Prompt:
Where a line in the listing below contains the word "Sulfur", copy that line.

Data listing:
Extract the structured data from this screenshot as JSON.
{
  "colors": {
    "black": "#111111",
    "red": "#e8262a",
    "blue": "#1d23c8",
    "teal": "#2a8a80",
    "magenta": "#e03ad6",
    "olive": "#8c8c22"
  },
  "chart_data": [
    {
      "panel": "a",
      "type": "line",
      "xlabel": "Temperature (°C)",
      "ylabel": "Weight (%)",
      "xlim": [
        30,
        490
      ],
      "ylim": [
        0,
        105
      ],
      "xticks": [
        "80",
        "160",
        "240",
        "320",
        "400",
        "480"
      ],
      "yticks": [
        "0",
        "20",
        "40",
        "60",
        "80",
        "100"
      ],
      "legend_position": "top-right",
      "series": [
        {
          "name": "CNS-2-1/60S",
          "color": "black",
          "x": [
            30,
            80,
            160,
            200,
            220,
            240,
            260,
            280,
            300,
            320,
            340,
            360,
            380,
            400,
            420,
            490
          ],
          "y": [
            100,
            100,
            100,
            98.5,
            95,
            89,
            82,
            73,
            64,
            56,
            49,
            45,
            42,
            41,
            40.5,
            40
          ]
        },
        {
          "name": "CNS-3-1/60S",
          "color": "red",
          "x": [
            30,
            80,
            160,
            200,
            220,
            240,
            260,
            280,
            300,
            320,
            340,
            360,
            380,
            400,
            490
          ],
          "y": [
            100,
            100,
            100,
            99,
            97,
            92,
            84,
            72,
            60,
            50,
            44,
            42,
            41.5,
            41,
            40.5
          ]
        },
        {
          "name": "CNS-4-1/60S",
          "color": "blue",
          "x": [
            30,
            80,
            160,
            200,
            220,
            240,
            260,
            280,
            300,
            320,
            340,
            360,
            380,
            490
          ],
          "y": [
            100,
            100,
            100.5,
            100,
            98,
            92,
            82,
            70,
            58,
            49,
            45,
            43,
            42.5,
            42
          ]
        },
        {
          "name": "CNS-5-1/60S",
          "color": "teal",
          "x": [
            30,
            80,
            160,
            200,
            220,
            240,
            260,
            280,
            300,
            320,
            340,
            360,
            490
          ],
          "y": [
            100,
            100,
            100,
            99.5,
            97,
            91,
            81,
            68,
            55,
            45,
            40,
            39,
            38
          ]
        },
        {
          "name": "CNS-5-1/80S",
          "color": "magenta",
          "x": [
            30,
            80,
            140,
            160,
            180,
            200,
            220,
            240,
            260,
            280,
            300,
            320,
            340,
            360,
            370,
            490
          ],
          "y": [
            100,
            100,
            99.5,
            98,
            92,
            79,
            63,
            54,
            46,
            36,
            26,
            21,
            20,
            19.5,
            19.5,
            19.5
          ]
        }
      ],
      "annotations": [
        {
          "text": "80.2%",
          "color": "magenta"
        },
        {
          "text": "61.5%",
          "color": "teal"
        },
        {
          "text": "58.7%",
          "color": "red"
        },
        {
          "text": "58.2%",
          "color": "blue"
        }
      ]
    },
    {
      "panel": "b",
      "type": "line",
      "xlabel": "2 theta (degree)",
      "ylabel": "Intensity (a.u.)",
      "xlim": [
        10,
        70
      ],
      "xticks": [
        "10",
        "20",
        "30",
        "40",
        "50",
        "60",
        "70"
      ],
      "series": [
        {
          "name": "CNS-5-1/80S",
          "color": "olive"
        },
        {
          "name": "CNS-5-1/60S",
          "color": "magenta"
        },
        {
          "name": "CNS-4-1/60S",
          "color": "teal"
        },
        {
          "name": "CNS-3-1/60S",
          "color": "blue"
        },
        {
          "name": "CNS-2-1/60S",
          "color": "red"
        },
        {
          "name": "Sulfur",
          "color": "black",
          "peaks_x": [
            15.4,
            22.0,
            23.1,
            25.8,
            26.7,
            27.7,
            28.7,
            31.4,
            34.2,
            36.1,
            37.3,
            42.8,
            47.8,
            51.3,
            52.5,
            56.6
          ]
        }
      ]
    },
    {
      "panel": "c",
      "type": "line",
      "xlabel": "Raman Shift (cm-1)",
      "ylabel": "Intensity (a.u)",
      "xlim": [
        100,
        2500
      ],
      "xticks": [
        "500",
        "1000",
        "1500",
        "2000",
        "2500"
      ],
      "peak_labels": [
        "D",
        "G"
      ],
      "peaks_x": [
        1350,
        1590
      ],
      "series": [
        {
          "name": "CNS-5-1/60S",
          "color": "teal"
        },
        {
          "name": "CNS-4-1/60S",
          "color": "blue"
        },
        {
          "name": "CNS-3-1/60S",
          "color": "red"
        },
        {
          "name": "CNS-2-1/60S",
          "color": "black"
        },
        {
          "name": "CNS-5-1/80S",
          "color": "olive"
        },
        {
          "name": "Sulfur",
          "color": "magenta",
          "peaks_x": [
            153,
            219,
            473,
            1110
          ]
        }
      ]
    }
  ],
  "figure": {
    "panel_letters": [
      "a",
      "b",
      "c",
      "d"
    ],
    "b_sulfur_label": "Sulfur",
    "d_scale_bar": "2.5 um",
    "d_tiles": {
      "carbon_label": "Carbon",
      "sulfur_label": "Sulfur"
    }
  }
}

Written response:
          "name": "Sulfur",
          "name": "Sulfur",
    "b_sulfur_label": "Sulfur",
      "sulfur_label": "Sulfur"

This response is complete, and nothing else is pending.